# What you should do:
Show only lines that include "completo".

# Recorded data:
* * * * * * * * *

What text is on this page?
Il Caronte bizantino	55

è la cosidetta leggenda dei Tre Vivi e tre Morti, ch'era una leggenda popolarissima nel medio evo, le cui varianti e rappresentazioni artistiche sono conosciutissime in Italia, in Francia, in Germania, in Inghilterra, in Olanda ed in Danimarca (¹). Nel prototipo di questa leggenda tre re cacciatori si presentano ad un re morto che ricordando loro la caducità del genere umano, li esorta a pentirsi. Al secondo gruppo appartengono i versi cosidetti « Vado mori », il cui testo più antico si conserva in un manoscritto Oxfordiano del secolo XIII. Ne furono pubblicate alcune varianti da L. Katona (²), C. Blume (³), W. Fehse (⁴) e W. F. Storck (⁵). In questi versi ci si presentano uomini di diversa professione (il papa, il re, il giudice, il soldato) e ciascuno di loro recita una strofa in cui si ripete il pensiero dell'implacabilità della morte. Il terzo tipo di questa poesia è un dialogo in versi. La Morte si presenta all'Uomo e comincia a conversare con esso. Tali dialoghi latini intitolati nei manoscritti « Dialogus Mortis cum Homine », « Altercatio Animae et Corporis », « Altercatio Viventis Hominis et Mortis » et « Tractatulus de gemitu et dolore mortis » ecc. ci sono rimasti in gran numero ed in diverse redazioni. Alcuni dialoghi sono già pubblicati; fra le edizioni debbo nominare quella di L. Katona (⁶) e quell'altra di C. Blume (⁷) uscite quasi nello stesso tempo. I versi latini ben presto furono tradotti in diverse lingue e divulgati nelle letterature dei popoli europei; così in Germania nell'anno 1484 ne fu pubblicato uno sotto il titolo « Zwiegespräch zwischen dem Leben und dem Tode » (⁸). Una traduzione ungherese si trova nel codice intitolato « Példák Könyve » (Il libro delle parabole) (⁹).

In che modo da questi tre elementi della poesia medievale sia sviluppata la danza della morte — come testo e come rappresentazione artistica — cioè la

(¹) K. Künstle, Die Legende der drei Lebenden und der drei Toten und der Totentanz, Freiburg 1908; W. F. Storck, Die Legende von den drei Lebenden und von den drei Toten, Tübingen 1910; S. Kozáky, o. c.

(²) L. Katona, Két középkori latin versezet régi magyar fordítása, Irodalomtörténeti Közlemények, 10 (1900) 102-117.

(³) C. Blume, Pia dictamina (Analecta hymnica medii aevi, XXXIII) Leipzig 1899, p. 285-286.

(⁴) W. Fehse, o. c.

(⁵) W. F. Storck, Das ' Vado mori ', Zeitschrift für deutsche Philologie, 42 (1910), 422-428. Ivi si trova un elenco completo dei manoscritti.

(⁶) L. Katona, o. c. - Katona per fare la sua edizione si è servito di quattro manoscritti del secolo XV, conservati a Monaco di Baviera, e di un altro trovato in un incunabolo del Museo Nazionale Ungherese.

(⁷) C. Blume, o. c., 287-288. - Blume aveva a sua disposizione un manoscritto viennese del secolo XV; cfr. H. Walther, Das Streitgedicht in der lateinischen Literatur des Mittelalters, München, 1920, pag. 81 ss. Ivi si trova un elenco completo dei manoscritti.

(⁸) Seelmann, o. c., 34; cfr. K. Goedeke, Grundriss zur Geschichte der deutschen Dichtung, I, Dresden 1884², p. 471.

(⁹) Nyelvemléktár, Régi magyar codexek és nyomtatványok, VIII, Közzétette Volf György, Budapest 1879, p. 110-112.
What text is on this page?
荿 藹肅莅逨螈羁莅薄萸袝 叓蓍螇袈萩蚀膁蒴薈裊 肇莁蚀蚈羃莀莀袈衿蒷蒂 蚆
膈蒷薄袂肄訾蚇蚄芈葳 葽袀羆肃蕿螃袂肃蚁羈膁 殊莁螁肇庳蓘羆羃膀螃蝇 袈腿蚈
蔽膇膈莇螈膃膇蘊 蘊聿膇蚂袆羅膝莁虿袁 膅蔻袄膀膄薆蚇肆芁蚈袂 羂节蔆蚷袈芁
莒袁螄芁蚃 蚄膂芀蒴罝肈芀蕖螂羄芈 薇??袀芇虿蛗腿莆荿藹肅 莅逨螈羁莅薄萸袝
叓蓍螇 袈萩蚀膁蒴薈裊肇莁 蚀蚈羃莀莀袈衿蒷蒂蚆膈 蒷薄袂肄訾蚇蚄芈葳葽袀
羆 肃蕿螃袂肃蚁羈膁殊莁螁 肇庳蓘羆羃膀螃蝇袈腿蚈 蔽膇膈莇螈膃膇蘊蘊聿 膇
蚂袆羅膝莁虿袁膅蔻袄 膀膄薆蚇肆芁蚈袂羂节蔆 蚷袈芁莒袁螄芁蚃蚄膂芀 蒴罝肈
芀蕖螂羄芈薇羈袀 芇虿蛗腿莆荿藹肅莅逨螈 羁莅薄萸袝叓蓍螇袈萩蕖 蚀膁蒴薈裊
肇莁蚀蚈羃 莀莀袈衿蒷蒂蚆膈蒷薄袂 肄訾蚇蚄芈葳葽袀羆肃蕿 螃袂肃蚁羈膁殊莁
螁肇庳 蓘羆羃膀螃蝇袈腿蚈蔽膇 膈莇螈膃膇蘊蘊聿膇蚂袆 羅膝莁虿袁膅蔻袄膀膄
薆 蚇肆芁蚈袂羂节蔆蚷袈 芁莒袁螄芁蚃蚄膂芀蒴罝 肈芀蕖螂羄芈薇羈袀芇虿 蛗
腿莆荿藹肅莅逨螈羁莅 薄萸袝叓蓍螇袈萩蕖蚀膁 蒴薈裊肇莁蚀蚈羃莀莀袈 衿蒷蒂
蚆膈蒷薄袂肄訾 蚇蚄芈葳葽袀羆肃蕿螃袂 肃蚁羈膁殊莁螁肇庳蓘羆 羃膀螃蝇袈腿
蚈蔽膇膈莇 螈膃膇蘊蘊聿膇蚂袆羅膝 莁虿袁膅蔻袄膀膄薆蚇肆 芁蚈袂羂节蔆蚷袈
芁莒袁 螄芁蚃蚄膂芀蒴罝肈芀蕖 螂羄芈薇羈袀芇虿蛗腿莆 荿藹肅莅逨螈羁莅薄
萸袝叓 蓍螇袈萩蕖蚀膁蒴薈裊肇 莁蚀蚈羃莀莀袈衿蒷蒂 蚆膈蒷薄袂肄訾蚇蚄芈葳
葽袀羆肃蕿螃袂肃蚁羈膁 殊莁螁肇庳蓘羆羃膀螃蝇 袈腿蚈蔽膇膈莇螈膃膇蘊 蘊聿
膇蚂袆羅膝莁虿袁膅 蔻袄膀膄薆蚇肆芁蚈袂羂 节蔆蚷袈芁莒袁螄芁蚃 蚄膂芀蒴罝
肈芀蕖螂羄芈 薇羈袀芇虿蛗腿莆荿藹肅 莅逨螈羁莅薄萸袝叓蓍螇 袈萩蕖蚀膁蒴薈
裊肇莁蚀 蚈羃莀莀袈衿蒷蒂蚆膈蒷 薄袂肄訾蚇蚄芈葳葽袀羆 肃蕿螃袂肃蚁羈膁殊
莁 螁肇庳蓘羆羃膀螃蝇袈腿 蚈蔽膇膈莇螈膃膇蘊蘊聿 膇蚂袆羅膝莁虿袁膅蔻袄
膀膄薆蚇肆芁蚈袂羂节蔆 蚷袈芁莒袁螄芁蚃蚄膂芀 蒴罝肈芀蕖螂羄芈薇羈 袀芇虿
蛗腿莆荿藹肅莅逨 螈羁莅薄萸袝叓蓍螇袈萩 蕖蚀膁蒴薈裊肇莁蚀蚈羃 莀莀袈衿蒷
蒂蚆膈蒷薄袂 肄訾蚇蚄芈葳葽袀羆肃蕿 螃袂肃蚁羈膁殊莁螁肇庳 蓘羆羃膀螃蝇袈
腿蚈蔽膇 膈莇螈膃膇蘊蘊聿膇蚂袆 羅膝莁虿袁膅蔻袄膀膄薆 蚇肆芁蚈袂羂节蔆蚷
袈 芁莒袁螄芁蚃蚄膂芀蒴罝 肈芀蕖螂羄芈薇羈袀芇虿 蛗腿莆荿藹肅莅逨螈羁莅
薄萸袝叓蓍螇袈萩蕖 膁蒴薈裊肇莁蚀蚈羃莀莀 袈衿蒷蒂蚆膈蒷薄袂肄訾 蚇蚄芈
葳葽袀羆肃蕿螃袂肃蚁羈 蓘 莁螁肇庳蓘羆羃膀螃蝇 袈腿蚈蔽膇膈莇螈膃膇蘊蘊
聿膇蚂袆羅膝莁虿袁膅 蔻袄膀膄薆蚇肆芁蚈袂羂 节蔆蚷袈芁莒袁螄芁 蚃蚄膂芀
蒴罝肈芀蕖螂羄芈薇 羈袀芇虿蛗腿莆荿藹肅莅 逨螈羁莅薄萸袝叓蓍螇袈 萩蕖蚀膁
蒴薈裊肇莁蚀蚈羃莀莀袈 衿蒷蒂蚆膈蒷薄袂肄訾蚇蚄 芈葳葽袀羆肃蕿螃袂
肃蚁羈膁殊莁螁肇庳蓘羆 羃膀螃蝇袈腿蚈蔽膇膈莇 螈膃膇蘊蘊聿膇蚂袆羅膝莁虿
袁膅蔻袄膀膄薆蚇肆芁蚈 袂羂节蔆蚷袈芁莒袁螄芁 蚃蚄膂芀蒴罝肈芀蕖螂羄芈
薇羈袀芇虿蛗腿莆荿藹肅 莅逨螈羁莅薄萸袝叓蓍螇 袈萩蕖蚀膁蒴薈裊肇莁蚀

* * * * * * * * *

# Final result:
(⁵) W. F. Storck, Das ' Vado mori ', Zeitschrift für deutsche Philologie, 42 (1910), 422-428. Ivi si trova un elenco completo dei manoscritti.
(⁷) C. Blume, o. c., 287-288. - Blume aveva a sua disposizione un manoscritto viennese del secolo XV; cfr. H. Walther, Das Streitgedicht in der lateinischen Literatur des Mittelalters, München, 1920, pag. 81 ss. Ivi si trova un elenco completo dei manoscritti.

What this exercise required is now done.